[START]

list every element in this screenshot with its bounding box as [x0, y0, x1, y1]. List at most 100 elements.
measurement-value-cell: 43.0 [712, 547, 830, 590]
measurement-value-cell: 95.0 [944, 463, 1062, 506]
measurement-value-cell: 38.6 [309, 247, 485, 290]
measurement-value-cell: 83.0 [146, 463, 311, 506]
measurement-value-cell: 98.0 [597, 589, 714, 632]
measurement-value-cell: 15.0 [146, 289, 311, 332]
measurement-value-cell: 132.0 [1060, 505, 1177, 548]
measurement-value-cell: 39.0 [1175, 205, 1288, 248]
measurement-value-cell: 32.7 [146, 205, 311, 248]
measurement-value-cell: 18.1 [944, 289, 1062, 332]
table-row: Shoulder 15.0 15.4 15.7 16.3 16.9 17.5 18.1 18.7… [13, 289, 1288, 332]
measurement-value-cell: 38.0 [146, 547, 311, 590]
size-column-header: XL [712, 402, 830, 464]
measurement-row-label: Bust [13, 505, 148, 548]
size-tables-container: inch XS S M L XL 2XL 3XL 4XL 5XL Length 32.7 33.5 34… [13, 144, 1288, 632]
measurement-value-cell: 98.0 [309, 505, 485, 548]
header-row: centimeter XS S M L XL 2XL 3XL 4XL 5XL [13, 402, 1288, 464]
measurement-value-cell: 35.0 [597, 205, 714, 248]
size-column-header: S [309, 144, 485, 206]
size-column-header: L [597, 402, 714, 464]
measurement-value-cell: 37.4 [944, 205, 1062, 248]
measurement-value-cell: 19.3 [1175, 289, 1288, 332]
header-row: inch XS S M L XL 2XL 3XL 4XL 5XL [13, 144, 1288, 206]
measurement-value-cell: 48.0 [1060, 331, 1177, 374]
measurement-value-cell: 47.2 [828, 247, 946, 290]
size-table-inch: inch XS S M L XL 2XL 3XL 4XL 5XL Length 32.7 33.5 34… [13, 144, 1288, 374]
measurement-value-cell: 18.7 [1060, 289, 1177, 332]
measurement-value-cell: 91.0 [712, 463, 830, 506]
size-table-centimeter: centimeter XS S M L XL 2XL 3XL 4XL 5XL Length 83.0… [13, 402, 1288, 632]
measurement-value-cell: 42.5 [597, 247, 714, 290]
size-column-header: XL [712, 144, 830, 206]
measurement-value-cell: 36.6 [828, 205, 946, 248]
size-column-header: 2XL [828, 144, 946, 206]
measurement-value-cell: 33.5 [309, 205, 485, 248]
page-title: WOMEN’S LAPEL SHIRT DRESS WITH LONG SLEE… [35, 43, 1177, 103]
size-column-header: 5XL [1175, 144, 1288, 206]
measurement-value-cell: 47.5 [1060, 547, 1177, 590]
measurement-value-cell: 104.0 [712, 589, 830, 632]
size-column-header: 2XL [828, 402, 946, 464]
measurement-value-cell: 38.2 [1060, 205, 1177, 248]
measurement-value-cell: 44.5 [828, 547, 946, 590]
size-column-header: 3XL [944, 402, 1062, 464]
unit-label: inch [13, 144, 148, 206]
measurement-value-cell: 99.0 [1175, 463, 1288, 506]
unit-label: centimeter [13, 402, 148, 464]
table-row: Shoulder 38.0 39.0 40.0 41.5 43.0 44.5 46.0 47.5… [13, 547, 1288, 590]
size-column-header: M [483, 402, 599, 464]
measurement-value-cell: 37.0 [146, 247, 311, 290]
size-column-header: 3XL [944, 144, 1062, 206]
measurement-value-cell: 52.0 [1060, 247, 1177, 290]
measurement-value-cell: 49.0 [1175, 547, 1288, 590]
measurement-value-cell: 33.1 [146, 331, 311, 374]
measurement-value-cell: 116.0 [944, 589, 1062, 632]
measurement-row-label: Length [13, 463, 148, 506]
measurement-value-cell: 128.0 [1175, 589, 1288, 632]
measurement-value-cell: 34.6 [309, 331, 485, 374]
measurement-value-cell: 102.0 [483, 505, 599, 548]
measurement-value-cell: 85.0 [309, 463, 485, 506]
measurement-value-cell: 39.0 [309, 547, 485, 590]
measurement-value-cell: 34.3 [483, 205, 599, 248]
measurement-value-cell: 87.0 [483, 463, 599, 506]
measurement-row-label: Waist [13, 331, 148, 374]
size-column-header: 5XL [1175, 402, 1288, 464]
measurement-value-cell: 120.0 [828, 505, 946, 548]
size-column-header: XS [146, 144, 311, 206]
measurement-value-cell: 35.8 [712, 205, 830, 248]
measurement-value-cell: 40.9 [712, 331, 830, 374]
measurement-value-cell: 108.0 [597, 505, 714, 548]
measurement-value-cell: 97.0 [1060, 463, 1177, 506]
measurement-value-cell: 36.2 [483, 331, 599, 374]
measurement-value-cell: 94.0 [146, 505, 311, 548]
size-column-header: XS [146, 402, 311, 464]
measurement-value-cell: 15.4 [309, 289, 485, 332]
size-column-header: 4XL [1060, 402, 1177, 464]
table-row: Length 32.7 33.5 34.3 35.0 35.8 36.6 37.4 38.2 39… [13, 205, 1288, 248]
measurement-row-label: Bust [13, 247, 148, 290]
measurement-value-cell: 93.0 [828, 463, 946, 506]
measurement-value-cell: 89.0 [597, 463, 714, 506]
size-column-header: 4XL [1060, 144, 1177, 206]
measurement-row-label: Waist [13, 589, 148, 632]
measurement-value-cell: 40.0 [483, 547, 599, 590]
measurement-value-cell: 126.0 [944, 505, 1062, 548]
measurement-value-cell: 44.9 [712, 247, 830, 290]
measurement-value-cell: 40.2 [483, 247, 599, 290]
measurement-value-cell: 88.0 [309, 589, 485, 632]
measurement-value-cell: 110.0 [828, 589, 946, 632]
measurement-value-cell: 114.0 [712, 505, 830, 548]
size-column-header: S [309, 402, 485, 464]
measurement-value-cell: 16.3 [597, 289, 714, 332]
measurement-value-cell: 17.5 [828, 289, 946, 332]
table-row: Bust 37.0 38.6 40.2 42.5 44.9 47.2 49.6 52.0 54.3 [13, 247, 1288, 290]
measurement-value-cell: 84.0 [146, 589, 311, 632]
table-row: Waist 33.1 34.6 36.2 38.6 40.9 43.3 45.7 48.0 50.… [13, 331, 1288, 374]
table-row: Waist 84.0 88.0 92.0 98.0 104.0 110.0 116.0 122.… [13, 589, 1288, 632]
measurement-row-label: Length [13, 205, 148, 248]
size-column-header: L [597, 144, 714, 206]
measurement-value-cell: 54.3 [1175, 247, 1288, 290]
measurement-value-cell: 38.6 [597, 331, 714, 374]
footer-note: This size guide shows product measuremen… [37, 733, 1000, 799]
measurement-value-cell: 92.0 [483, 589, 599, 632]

[END]

THE PROBLEM
Can you lay out the items as a numbered list, from the very first line through the line containing "table-row: Shoulder 15.0", both ends included, with blank lines omitted?

CORRECT RESPONSE
1. list every element in this screenshot with its bounding box as [x0, y0, x1, y1]. List at most 100 elements.
2. measurement-value-cell: 43.0 [712, 547, 830, 590]
3. measurement-value-cell: 95.0 [944, 463, 1062, 506]
4. measurement-value-cell: 38.6 [309, 247, 485, 290]
5. measurement-value-cell: 83.0 [146, 463, 311, 506]
6. measurement-value-cell: 98.0 [597, 589, 714, 632]
7. measurement-value-cell: 15.0 [146, 289, 311, 332]
8. measurement-value-cell: 132.0 [1060, 505, 1177, 548]
9. measurement-value-cell: 39.0 [1175, 205, 1288, 248]
10. measurement-value-cell: 32.7 [146, 205, 311, 248]
11. measurement-value-cell: 18.1 [944, 289, 1062, 332]
12. table-row: Shoulder 15.0 15.4 15.7 16.3 16.9 17.5 18.1 18.7… [13, 289, 1288, 332]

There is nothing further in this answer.